◆ LISTED RECORDS
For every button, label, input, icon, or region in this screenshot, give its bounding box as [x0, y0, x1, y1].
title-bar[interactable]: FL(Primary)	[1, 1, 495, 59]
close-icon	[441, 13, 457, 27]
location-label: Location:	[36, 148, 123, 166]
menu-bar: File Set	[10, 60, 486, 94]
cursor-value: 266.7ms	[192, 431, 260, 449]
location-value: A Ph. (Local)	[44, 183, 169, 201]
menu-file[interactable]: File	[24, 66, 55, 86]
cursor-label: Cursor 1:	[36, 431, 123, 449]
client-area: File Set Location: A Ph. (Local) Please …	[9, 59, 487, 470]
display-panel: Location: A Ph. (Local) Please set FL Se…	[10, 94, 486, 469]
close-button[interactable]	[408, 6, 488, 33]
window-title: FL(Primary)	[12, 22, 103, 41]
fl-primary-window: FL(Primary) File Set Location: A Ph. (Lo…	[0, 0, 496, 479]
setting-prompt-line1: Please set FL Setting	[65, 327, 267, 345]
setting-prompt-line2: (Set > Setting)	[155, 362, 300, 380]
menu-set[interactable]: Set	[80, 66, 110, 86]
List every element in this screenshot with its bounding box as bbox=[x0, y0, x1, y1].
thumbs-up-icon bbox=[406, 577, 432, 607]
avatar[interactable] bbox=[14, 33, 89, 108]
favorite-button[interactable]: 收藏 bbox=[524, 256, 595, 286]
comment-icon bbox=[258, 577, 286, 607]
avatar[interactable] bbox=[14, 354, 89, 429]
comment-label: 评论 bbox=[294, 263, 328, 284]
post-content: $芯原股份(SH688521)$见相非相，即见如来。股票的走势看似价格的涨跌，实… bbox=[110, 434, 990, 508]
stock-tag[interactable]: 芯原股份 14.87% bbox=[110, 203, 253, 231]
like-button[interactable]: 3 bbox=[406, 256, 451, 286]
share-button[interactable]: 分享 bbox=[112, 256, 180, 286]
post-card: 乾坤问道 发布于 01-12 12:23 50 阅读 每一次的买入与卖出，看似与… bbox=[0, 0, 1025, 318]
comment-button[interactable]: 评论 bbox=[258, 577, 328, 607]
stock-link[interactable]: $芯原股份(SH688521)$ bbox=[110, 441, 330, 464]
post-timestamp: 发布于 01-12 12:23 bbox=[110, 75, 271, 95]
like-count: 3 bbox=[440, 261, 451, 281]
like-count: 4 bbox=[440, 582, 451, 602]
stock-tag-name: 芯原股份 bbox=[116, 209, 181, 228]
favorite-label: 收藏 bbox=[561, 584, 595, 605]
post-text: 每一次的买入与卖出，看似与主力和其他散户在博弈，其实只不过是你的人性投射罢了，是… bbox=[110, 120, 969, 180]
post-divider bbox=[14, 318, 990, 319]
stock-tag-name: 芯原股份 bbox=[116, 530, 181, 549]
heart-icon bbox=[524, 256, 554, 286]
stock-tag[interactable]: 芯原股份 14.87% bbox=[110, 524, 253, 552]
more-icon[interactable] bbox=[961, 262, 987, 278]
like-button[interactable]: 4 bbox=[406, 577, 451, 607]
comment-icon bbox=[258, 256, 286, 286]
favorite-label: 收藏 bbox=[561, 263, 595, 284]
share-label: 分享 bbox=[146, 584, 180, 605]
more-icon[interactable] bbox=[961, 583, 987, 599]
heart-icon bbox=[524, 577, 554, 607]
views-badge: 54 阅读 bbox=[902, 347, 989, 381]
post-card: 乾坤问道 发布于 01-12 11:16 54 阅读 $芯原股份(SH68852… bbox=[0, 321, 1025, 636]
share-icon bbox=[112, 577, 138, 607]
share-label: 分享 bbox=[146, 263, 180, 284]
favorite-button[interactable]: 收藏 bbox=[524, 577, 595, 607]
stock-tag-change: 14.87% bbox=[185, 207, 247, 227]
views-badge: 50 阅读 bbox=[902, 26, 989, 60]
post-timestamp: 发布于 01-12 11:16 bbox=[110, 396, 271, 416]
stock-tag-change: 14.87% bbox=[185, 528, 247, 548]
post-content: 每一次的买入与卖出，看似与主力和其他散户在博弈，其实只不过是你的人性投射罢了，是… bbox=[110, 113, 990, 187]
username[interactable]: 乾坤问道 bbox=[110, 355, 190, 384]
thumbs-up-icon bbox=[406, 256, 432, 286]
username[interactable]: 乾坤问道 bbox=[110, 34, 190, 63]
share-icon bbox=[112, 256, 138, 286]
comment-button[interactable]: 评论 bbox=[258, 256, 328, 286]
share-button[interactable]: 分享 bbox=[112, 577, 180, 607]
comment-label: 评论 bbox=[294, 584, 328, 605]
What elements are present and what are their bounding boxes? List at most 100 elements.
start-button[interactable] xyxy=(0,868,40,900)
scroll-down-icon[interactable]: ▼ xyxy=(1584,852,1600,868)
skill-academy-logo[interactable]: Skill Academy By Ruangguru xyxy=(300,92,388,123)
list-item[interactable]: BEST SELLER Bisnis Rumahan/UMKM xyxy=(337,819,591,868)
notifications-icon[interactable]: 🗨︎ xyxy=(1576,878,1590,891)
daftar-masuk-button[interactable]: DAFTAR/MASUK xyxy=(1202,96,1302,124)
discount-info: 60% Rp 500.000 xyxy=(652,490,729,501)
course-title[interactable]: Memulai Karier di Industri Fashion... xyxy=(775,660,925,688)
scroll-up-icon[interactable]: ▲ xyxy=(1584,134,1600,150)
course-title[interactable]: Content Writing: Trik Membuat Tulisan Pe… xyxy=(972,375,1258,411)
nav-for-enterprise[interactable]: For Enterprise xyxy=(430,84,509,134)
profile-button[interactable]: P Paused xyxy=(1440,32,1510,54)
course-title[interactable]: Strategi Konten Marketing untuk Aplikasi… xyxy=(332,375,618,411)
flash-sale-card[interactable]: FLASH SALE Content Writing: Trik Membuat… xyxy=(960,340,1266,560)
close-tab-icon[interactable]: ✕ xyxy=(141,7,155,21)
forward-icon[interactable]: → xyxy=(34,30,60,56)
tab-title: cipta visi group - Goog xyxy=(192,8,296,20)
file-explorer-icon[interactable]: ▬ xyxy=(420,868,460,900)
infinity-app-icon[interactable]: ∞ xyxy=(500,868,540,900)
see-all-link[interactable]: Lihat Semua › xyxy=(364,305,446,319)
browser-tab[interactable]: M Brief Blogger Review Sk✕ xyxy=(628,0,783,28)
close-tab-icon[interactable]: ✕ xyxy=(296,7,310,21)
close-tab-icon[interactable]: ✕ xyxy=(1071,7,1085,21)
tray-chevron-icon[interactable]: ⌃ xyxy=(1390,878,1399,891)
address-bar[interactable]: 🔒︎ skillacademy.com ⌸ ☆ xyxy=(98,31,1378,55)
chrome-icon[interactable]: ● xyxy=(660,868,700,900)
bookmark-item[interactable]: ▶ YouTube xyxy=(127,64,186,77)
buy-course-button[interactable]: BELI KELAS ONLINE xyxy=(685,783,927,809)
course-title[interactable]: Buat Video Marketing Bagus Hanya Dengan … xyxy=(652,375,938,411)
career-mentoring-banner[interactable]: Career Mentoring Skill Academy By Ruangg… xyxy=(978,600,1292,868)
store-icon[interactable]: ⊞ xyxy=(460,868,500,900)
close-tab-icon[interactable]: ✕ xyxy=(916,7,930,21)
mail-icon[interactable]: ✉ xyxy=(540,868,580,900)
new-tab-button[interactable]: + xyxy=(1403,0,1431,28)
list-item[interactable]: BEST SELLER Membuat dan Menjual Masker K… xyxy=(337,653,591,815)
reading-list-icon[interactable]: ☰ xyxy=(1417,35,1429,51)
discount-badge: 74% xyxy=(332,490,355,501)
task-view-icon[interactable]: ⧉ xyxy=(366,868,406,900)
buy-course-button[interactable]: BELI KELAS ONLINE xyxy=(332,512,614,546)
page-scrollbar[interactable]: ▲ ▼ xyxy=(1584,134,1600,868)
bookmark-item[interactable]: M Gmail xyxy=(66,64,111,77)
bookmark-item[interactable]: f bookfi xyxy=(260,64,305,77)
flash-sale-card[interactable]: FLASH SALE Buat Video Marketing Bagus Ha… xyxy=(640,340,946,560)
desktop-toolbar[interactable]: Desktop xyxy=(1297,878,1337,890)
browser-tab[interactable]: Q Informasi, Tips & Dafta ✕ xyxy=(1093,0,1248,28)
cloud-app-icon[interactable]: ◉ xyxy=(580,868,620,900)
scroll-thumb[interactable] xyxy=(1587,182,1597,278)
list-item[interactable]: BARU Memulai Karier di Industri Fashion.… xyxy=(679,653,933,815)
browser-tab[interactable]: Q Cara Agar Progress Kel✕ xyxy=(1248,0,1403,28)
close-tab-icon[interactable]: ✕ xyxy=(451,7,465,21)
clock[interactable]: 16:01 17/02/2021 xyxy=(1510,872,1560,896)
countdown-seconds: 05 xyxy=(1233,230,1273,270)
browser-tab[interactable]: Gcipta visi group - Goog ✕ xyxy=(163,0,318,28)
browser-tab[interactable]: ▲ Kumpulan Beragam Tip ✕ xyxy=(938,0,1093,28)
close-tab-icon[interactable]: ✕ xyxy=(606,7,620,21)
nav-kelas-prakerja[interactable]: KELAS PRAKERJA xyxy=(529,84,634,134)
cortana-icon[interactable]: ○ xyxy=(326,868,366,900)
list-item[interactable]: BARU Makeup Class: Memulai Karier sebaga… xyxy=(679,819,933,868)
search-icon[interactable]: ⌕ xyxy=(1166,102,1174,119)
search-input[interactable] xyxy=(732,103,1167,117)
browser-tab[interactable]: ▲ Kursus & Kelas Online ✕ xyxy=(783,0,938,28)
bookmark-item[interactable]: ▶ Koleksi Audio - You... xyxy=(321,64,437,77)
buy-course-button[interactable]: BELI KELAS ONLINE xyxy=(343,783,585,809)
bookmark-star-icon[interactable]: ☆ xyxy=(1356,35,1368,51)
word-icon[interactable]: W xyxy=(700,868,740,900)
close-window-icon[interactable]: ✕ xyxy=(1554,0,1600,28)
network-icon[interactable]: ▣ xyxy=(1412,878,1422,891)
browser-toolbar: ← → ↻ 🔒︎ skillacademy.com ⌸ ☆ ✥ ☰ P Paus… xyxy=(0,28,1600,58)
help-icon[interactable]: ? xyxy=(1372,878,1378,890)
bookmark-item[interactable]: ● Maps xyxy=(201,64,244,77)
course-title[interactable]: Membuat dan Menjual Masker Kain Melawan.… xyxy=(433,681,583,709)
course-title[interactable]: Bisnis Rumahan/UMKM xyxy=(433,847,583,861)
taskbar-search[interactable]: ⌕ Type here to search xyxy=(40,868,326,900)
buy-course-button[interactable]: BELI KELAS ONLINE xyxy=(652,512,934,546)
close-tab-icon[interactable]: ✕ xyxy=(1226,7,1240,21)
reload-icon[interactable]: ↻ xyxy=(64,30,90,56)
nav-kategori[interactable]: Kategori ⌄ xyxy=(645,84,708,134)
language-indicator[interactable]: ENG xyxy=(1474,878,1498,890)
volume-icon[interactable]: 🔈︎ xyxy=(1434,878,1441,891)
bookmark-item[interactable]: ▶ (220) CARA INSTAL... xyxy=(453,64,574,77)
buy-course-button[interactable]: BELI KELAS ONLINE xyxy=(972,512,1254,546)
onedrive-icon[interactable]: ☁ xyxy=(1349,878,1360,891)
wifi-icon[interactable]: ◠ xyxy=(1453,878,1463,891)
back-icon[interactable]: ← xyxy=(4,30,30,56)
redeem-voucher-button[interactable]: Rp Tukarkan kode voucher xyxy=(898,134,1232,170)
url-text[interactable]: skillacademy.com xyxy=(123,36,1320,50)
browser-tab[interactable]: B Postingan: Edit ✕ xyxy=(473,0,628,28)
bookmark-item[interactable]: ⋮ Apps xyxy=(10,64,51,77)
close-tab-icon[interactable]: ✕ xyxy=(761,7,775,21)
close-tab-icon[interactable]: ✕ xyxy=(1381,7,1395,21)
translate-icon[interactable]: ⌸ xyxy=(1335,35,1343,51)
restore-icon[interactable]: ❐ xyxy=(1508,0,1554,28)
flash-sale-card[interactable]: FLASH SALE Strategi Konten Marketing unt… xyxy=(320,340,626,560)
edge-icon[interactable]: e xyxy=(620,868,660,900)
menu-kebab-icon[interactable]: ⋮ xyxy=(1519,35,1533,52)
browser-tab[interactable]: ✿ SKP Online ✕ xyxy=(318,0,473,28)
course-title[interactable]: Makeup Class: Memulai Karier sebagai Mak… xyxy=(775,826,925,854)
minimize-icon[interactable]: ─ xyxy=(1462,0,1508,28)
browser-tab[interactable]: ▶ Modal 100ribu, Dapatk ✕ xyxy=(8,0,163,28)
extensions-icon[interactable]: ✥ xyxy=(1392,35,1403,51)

◆ EXERCISE DIRECTIONS
Extract the lines from the start of the records through the line containing "stock-tag-name: 芯原股份 bbox=[116, 209, 181, 228]", both included, and reproduce each one unchanged.

◆ FINISHED EXERCISE
For every button, label, input, icon, or region in this screenshot, give its bounding box as [x0, y0, x1, y1].
title-bar[interactable]: FL(Primary)	[1, 1, 495, 59]
close-icon	[441, 13, 457, 27]
location-label: Location:	[36, 148, 123, 166]
menu-bar: File Set	[10, 60, 486, 94]
cursor-value: 266.7ms	[192, 431, 260, 449]
location-value: A Ph. (Local)	[44, 183, 169, 201]
menu-file[interactable]: File	[24, 66, 55, 86]
cursor-label: Cursor 1:	[36, 431, 123, 449]
client-area: File Set Location: A Ph. (Local) Please …	[9, 59, 487, 470]
display-panel: Location: A Ph. (Local) Please set FL Se…	[10, 94, 486, 469]
close-button[interactable]	[408, 6, 488, 33]
window-title: FL(Primary)	[12, 22, 103, 41]
fl-primary-window: FL(Primary) File Set Location: A Ph. (Lo…	[0, 0, 496, 479]
setting-prompt-line1: Please set FL Setting	[65, 327, 267, 345]
setting-prompt-line2: (Set > Setting)	[155, 362, 300, 380]
menu-set[interactable]: Set	[80, 66, 110, 86]
List every element in this screenshot with its bounding box as bbox=[x0, y0, x1, y1].
thumbs-up-icon bbox=[406, 577, 432, 607]
avatar[interactable] bbox=[14, 33, 89, 108]
favorite-button[interactable]: 收藏 bbox=[524, 256, 595, 286]
comment-icon bbox=[258, 577, 286, 607]
avatar[interactable] bbox=[14, 354, 89, 429]
comment-label: 评论 bbox=[294, 263, 328, 284]
post-content: $芯原股份(SH688521)$见相非相，即见如来。股票的走势看似价格的涨跌，实… bbox=[110, 434, 990, 508]
stock-tag[interactable]: 芯原股份 14.87% bbox=[110, 203, 253, 231]
like-button[interactable]: 3 bbox=[406, 256, 451, 286]
share-button[interactable]: 分享 bbox=[112, 256, 180, 286]
post-card: 乾坤问道 发布于 01-12 12:23 50 阅读 每一次的买入与卖出，看似与… bbox=[0, 0, 1025, 318]
comment-button[interactable]: 评论 bbox=[258, 577, 328, 607]
stock-link[interactable]: $芯原股份(SH688521)$ bbox=[110, 441, 330, 464]
post-timestamp: 发布于 01-12 12:23 bbox=[110, 75, 271, 95]
like-count: 3 bbox=[440, 261, 451, 281]
like-count: 4 bbox=[440, 582, 451, 602]
stock-tag-name: 芯原股份 bbox=[116, 209, 181, 228]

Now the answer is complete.